[Saved entries]
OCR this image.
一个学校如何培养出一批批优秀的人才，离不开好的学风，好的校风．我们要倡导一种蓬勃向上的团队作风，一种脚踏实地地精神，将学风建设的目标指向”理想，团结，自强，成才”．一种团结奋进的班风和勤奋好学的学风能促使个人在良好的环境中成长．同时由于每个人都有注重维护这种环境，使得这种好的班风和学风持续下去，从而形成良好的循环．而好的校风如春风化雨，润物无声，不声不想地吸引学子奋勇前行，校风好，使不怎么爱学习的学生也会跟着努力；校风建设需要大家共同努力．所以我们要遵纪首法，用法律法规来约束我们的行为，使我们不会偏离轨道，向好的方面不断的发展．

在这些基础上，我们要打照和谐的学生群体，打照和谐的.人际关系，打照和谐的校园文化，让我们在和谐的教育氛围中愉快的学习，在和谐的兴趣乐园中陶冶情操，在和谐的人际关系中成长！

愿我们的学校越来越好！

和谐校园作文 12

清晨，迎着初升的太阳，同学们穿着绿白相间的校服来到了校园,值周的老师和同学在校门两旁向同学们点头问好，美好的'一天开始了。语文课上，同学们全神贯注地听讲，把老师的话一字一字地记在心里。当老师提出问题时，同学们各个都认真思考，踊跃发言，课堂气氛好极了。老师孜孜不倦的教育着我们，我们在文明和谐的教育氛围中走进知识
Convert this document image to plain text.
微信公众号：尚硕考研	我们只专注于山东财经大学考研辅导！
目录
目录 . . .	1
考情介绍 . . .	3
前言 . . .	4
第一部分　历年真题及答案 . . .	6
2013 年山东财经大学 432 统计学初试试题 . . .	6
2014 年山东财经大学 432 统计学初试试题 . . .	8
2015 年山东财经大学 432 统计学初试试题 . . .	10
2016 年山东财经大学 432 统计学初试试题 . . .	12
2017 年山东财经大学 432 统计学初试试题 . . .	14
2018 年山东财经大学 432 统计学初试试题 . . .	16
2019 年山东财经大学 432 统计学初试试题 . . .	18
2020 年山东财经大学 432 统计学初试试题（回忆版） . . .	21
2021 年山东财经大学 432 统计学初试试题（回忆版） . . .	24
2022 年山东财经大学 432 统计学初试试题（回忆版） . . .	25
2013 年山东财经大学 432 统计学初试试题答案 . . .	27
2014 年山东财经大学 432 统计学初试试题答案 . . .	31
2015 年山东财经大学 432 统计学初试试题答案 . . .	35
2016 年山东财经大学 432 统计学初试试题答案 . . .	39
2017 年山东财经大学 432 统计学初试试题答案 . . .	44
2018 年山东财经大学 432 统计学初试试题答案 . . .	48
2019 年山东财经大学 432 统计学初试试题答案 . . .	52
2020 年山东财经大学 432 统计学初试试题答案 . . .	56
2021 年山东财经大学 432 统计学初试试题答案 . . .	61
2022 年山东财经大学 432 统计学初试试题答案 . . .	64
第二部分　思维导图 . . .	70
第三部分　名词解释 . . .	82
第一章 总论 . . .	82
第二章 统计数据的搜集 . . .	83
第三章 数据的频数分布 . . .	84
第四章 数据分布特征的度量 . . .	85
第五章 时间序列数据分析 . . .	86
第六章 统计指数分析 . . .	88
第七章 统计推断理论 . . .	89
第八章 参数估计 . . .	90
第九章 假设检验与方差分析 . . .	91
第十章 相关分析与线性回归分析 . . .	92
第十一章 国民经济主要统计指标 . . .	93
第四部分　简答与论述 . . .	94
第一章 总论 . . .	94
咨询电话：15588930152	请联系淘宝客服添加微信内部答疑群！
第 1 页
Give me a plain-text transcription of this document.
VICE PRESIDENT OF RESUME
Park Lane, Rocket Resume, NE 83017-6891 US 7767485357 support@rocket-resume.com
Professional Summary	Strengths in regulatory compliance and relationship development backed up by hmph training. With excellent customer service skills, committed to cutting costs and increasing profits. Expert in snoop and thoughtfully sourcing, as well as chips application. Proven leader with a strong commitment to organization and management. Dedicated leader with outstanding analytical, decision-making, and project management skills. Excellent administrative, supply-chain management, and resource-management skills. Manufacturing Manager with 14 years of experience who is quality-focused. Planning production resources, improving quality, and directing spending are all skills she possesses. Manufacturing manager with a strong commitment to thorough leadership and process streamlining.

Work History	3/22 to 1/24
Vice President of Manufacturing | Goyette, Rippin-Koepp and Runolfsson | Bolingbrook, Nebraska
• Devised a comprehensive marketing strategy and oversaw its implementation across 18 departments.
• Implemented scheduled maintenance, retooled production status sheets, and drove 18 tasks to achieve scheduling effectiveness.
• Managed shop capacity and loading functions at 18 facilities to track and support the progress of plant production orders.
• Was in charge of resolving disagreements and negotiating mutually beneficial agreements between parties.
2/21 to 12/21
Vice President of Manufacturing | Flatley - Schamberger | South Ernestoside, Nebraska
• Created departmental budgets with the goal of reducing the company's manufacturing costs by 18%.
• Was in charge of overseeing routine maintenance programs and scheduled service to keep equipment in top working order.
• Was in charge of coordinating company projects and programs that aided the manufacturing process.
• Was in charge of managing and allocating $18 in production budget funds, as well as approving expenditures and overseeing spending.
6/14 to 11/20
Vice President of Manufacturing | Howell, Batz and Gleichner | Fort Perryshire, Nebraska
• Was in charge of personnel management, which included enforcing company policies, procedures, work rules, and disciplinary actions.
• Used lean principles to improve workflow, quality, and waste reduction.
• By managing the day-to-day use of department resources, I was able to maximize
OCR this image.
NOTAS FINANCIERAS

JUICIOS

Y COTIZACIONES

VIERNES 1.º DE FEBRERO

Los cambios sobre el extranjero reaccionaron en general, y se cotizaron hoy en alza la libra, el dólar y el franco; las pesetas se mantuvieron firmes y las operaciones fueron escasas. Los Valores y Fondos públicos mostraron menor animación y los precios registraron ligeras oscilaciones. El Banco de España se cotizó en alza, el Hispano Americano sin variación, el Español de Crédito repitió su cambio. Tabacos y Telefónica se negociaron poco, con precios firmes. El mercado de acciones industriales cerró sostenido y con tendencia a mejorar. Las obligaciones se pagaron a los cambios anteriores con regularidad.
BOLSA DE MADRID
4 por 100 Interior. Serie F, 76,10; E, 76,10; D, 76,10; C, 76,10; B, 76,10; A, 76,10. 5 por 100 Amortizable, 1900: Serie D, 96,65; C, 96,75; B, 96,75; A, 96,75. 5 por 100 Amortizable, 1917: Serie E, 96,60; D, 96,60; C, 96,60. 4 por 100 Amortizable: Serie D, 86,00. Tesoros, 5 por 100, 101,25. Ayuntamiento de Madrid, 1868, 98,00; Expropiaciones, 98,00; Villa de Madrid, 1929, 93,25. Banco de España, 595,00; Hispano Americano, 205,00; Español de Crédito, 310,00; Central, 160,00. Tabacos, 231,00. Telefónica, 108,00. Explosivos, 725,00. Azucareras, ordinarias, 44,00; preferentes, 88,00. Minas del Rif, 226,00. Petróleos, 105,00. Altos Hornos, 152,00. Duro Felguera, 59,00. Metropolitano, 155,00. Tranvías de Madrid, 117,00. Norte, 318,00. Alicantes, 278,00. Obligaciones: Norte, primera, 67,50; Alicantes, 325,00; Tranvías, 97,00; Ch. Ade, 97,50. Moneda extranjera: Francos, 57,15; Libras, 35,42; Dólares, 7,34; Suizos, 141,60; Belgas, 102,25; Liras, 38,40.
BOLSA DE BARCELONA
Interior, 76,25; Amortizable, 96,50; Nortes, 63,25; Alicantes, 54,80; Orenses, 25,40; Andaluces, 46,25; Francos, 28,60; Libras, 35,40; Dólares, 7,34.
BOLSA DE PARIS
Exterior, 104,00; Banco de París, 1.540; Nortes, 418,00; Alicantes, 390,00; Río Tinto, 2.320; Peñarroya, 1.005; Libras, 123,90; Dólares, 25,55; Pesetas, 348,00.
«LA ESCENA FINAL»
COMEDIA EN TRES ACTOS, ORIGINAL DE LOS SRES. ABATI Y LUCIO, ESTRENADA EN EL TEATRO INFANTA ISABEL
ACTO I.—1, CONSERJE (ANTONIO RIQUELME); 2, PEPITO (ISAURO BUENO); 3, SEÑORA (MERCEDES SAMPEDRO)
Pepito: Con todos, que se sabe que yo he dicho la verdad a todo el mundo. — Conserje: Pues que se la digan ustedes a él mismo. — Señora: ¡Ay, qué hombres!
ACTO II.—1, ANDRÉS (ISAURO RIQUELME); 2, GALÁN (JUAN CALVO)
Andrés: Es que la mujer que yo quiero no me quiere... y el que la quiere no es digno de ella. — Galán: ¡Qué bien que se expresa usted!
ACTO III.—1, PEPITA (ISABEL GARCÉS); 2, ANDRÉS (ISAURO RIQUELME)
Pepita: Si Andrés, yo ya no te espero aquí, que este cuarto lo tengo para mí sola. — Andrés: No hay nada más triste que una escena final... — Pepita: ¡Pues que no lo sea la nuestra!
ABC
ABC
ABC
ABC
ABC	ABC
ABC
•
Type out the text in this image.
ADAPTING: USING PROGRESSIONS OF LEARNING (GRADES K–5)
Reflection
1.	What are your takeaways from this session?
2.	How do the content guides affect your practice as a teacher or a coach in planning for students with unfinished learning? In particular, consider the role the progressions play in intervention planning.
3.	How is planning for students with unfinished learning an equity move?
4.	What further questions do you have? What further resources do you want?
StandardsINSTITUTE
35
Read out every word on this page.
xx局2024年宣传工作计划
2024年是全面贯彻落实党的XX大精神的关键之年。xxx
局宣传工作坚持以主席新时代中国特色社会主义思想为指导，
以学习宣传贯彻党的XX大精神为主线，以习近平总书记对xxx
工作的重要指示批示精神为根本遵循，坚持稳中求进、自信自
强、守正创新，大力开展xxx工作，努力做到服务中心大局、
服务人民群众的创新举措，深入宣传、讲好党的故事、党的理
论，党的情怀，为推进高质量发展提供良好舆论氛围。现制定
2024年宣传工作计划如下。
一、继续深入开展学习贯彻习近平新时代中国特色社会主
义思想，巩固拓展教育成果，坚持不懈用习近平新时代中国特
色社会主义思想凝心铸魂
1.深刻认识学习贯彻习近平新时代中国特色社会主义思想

▶ **TASK BRIEF**
In the entries above, identify each line that includes the string "image", then copy it.

▶ **THE COMPLETED TASK**
OCR this image.
Convert this document image to plain text.
OCR this image.
Type out the text in this image.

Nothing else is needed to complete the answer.